— Begin RECORDS FOR THE EXERCISE —

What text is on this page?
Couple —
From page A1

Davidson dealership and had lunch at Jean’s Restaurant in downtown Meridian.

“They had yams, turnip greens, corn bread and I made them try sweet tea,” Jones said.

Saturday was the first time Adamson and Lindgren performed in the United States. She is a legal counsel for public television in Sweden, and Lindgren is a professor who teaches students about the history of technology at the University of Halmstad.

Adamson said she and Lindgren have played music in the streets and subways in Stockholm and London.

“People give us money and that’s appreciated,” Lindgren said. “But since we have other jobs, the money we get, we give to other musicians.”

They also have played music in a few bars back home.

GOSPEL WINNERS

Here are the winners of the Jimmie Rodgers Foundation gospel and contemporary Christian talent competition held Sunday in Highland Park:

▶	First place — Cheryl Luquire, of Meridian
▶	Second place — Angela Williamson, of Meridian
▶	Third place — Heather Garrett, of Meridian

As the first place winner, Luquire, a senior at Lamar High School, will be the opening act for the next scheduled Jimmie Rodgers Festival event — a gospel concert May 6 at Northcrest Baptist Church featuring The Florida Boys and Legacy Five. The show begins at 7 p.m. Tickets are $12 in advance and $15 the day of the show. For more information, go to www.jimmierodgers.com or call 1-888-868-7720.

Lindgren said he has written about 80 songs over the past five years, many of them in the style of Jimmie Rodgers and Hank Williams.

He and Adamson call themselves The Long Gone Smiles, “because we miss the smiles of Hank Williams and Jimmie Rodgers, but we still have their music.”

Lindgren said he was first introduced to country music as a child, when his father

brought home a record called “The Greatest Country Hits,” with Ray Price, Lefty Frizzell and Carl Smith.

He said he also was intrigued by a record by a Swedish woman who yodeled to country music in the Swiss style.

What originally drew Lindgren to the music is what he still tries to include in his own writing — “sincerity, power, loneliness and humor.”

— End RECORDS FOR THE EXERCISE —

DO THIS: Extract each line holding the string "Adamson".

RESULT OF THE TASK:
Saturday was the first time Adamson and Lindgren performed in the United States. She is a legal counsel for public television in Sweden, and Lindgren is a professor who teaches students about the history of technology at the University of Halmstad.
Adamson said she and Lindgren have played music in the streets and subways in Stockholm and London.
He and Adamson call themselves The Long Gone Smiles, “because we miss the smiles of Hank Williams and Jimmie Rodgers, but we still have their music.”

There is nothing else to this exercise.